• **Task**
Write the entries out again exactly as they stand, but without the pictures.

Saved entries:

※ ※ ※

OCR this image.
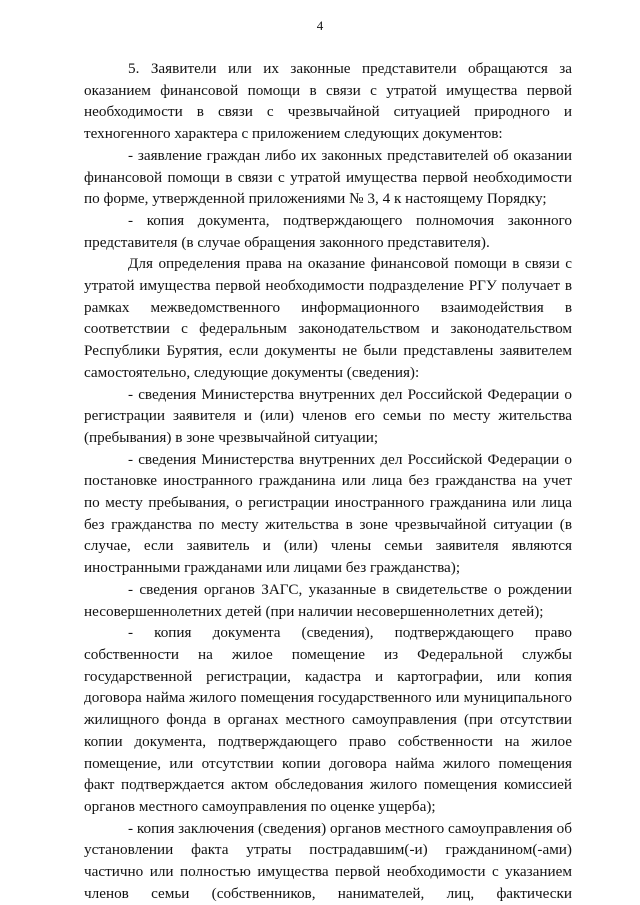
4

5. Заявители или их законные представители обращаются за оказанием финансовой помощи в связи с утратой имущества первой необходимости в связи с чрезвычайной ситуацией природного и техногенного характера с приложением следующих документов:

- заявление граждан либо их законных представителей об оказании финансовой помощи в связи с утратой имущества первой необходимости по форме, утвержденной приложениями № 3, 4 к настоящему Порядку;

- копия документа, подтверждающего полномочия законного представителя (в случае обращения законного представителя).

Для определения права на оказание финансовой помощи в связи с утратой имущества первой необходимости подразделение РГУ получает в рамках межведомственного информационного взаимодействия в соответствии с федеральным законодательством и законодательством Республики Бурятия, если документы не были представлены заявителем самостоятельно, следующие документы (сведения):

- сведения Министерства внутренних дел Российской Федерации о регистрации заявителя и (или) членов его семьи по месту жительства (пребывания) в зоне чрезвычайной ситуации;

- сведения Министерства внутренних дел Российской Федерации о постановке иностранного гражданина или лица без гражданства на учет по месту пребывания, о регистрации иностранного гражданина или лица без гражданства по месту жительства в зоне чрезвычайной ситуации (в случае, если заявитель и (или) члены семьи заявителя являются иностранными гражданами или лицами без гражданства);

- сведения органов ЗАГС, указанные в свидетельстве о рождении несовершеннолетних детей (при наличии несовершеннолетних детей);

- копия документа (сведения), подтверждающего право собственности на жилое помещение из Федеральной службы государственной регистрации, кадастра и картографии, или копия договора найма жилого помещения государственного или муниципального жилищного фонда в органах местного самоуправления (при отсутствии копии документа, подтверждающего право собственности на жилое помещение, или отсутствии копии договора найма жилого помещения факт подтверждается актом обследования жилого помещения комиссией органов местного самоуправления по оценке ущерба);

- копия заключения (сведения) органов местного самоуправления об установлении факта утраты пострадавшим(-и) гражданином(-ами) частично или полностью имущества первой необходимости с указанием членов семьи (собственников, нанимателей, лиц, фактически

※ ※ ※

• **Task solution**
OCR this image.
4

5. Заявители или их законные представители обращаются за оказанием финансовой помощи в связи с утратой имущества первой необходимости в связи с чрезвычайной ситуацией природного и техногенного характера с приложением следующих документов:

- заявление граждан либо их законных представителей об оказании финансовой помощи в связи с утратой имущества первой необходимости по форме, утвержденной приложениями № 3, 4 к настоящему Порядку;

- копия документа, подтверждающего полномочия законного представителя (в случае обращения законного представителя).

Для определения права на оказание финансовой помощи в связи с утратой имущества первой необходимости подразделение РГУ получает в рамках межведомственного информационного взаимодействия в соответствии с федеральным законодательством и законодательством Республики Бурятия, если документы не были представлены заявителем самостоятельно, следующие документы (сведения):

- сведения Министерства внутренних дел Российской Федерации о регистрации заявителя и (или) членов его семьи по месту жительства (пребывания) в зоне чрезвычайной ситуации;

- сведения Министерства внутренних дел Российской Федерации о постановке иностранного гражданина или лица без гражданства на учет по месту пребывания, о регистрации иностранного гражданина или лица без гражданства по месту жительства в зоне чрезвычайной ситуации (в случае, если заявитель и (или) члены семьи заявителя являются иностранными гражданами или лицами без гражданства);

- сведения органов ЗАГС, указанные в свидетельстве о рождении несовершеннолетних детей (при наличии несовершеннолетних детей);

- копия документа (сведения), подтверждающего право собственности на жилое помещение из Федеральной службы государственной регистрации, кадастра и картографии, или копия договора найма жилого помещения государственного или муниципального жилищного фонда в органах местного самоуправления (при отсутствии копии документа, подтверждающего право собственности на жилое помещение, или отсутствии копии договора найма жилого помещения факт подтверждается актом обследования жилого помещения комиссией органов местного самоуправления по оценке ущерба);

- копия заключения (сведения) органов местного самоуправления об установлении факта утраты пострадавшим(-и) гражданином(-ами) частично или полностью имущества первой необходимости с указанием членов семьи (собственников, нанимателей, лиц, фактически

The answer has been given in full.